Directive: Recast every line of the data below as a JSON list of strings, one string per line, leaving out blank lines.

Data for this exercise:
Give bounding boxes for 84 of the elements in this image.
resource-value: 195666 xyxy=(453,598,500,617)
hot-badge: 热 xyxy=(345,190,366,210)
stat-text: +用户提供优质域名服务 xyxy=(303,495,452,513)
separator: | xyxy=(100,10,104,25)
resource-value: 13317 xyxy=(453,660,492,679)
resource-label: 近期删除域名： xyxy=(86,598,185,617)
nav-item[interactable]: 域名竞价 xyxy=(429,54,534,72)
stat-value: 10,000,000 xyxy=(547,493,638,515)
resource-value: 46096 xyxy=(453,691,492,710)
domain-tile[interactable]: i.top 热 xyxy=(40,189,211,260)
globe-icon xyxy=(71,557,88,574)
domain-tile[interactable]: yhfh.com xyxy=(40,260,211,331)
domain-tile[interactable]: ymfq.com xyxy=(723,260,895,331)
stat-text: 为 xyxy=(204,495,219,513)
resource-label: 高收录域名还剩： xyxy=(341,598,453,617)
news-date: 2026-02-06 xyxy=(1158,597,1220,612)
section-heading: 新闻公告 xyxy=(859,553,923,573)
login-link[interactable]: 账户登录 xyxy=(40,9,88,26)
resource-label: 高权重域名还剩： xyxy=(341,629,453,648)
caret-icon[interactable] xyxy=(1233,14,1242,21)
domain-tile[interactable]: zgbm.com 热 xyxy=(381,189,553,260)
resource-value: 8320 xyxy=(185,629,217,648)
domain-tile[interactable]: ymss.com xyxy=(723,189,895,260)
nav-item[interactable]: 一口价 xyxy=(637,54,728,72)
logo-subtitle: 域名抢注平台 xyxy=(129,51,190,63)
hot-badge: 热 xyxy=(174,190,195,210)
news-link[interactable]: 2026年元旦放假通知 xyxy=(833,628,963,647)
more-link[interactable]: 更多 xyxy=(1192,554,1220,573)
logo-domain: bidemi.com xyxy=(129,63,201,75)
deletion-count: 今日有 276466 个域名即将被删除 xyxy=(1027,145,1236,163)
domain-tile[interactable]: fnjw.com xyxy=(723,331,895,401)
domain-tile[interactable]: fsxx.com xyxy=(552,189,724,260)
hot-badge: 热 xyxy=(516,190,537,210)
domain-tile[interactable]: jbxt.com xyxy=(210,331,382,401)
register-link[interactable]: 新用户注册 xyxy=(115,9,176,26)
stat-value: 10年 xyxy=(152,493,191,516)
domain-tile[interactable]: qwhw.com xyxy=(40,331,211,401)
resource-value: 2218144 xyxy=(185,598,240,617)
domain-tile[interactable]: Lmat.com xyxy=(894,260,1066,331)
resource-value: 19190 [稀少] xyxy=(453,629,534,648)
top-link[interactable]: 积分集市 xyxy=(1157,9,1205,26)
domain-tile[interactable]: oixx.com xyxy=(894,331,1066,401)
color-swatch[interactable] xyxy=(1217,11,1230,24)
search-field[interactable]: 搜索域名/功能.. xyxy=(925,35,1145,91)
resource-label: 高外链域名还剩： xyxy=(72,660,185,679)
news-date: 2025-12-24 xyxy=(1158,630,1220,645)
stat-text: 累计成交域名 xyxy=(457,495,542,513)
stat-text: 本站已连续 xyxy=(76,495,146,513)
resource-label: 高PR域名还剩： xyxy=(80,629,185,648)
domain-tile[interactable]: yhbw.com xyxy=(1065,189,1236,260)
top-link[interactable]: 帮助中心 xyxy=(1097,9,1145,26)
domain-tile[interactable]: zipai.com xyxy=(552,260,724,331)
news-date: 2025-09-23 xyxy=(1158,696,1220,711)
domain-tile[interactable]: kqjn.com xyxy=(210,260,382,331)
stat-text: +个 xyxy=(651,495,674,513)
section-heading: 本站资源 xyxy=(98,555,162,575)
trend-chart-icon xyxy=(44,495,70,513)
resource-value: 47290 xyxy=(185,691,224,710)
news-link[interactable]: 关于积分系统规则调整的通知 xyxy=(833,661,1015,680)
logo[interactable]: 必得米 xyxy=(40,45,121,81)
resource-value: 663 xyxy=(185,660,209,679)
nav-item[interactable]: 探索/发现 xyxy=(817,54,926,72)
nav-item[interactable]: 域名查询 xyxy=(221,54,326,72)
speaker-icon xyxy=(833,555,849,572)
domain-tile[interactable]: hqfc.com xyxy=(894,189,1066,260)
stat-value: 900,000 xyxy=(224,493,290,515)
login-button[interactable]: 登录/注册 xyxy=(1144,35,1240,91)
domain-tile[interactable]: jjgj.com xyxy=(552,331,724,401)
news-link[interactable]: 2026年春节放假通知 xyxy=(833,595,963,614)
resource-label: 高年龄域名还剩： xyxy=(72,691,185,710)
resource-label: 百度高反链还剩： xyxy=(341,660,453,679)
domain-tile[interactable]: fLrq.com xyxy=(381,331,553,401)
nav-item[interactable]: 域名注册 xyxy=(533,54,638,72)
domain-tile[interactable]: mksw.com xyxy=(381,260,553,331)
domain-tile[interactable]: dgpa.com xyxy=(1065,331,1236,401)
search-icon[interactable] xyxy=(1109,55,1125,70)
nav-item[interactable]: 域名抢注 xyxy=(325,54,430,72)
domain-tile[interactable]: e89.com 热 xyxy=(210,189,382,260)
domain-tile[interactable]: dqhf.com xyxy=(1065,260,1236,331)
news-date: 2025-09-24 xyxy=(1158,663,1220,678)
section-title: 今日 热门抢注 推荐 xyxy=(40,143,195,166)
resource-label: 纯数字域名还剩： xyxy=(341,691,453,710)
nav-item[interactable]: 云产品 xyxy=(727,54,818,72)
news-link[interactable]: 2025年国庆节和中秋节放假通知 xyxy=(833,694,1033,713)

Expected answer:
[
  "Give bounding boxes for 84 of the elements in this image.",
  "resource-value: 195666 xyxy=(453,598,500,617)",
  "hot-badge: 热 xyxy=(345,190,366,210)",
  "stat-text: +用户提供优质域名服务 xyxy=(303,495,452,513)",
  "separator: | xyxy=(100,10,104,25)",
  "resource-value: 13317 xyxy=(453,660,492,679)",
  "resource-label: 近期删除域名： xyxy=(86,598,185,617)",
  "nav-item[interactable]: 域名竞价 xyxy=(429,54,534,72)",
  "stat-value: 10,000,000 xyxy=(547,493,638,515)",
  "resource-value: 46096 xyxy=(453,691,492,710)",
  "domain-tile[interactable]: i.top 热 xyxy=(40,189,211,260)",
  "globe-icon xyxy=(71,557,88,574)",
  "domain-tile[interactable]: yhfh.com xyxy=(40,260,211,331)",
  "domain-tile[interactable]: ymfq.com xyxy=(723,260,895,331)",
  "stat-text: 为 xyxy=(204,495,219,513)",
  "resource-label: 高收录域名还剩： xyxy=(341,598,453,617)",
  "news-date: 2026-02-06 xyxy=(1158,597,1220,612)",
  "section-heading: 新闻公告 xyxy=(859,553,923,573)",
  "login-link[interactable]: 账户登录 xyxy=(40,9,88,26)",
  "resource-label: 高权重域名还剩： xyxy=(341,629,453,648)",
  "caret-icon[interactable] xyxy=(1233,14,1242,21)",
  "domain-tile[interactable]: zgbm.com 热 xyxy=(381,189,553,260)",
  "resource-value: 8320 xyxy=(185,629,217,648)",
  "domain-tile[interactable]: ymss.com xyxy=(723,189,895,260)",
  "nav-item[interactable]: 一口价 xyxy=(637,54,728,72)",
  "logo-subtitle: 域名抢注平台 xyxy=(129,51,190,63)",
  "hot-badge: 热 xyxy=(174,190,195,210)",
  "news-link[interactable]: 2026年元旦放假通知 xyxy=(833,628,963,647)",
  "more-link[interactable]: 更多 xyxy=(1192,554,1220,573)",
  "logo-domain: bidemi.com xyxy=(129,63,201,75)",
  "deletion-count: 今日有 276466 个域名即将被删除 xyxy=(1027,145,1236,163)",
  "domain-tile[interactable]: fnjw.com xyxy=(723,331,895,401)",
  "domain-tile[interactable]: fsxx.com xyxy=(552,189,724,260)",
  "hot-badge: 热 xyxy=(516,190,537,210)",
  "domain-tile[interactable]: jbxt.com xyxy=(210,331,382,401)",
  "register-link[interactable]: 新用户注册 xyxy=(115,9,176,26)",
  "stat-value: 10年 xyxy=(152,493,191,516)",
  "domain-tile[interactable]: qwhw.com xyxy=(40,331,211,401)",
  "resource-value: 2218144 xyxy=(185,598,240,617)",
  "domain-tile[interactable]: Lmat.com xyxy=(894,260,1066,331)",
  "resource-value: 19190 [稀少] xyxy=(453,629,534,648)",
  "top-link[interactable]: 积分集市 xyxy=(1157,9,1205,26)",
  "domain-tile[interactable]: oixx.com xyxy=(894,331,1066,401)",
  "color-swatch[interactable] xyxy=(1217,11,1230,24)",
  "search-field[interactable]: 搜索域名/功能.. xyxy=(925,35,1145,91)",
  "resource-label: 高外链域名还剩： xyxy=(72,660,185,679)",
  "news-date: 2025-12-24 xyxy=(1158,630,1220,645)",
  "stat-text: 累计成交域名 xyxy=(457,495,542,513)",
  "stat-text: 本站已连续 xyxy=(76,495,146,513)",
  "resource-label: 高PR域名还剩： xyxy=(80,629,185,648)",
  "domain-tile[interactable]: yhbw.com xyxy=(1065,189,1236,260)",
  "top-link[interactable]: 帮助中心 xyxy=(1097,9,1145,26)",
  "domain-tile[interactable]: zipai.com xyxy=(552,260,724,331)",
  "news-date: 2025-09-23 xyxy=(1158,696,1220,711)",
  "domain-tile[interactable]: kqjn.com xyxy=(210,260,382,331)",
  "stat-text: +个 xyxy=(651,495,674,513)",
  "section-heading: 本站资源 xyxy=(98,555,162,575)",
  "trend-chart-icon xyxy=(44,495,70,513)",
  "resource-value: 47290 xyxy=(185,691,224,710)",
  "news-link[interactable]: 关于积分系统规则调整的通知 xyxy=(833,661,1015,680)",
  "logo[interactable]: 必得米 xyxy=(40,45,121,81)",
  "resource-value: 663 xyxy=(185,660,209,679)",
  "nav-item[interactable]: 探索/发现 xyxy=(817,54,926,72)",
  "nav-item[interactable]: 域名查询 xyxy=(221,54,326,72)",
  "speaker-icon xyxy=(833,555,849,572)",
  "domain-tile[interactable]: hqfc.com xyxy=(894,189,1066,260)",
  "stat-value: 900,000 xyxy=(224,493,290,515)",
  "login-button[interactable]: 登录/注册 xyxy=(1144,35,1240,91)",
  "domain-tile[interactable]: jjgj.com xyxy=(552,331,724,401)",
  "news-link[interactable]: 2026年春节放假通知 xyxy=(833,595,963,614)",
  "resource-label: 高年龄域名还剩： xyxy=(72,691,185,710)",
  "resource-label: 百度高反链还剩： xyxy=(341,660,453,679)",
  "domain-tile[interactable]: fLrq.com xyxy=(381,331,553,401)",
  "nav-item[interactable]: 域名注册 xyxy=(533,54,638,72)",
  "domain-tile[interactable]: mksw.com xyxy=(381,260,553,331)",
  "domain-tile[interactable]: dgpa.com xyxy=(1065,331,1236,401)",
  "search-icon[interactable] xyxy=(1109,55,1125,70)",
  "nav-item[interactable]: 域名抢注 xyxy=(325,54,430,72)",
  "domain-tile[interactable]: e89.com 热 xyxy=(210,189,382,260)",
  "domain-tile[interactable]: dqhf.com xyxy=(1065,260,1236,331)",
  "news-date: 2025-09-24 xyxy=(1158,663,1220,678)",
  "section-title: 今日 热门抢注 推荐 xyxy=(40,143,195,166)",
  "resource-label: 纯数字域名还剩： xyxy=(341,691,453,710)",
  "nav-item[interactable]: 云产品 xyxy=(727,54,818,72)",
  "news-link[interactable]: 2025年国庆节和中秋节放假通知 xyxy=(833,694,1033,713)"
]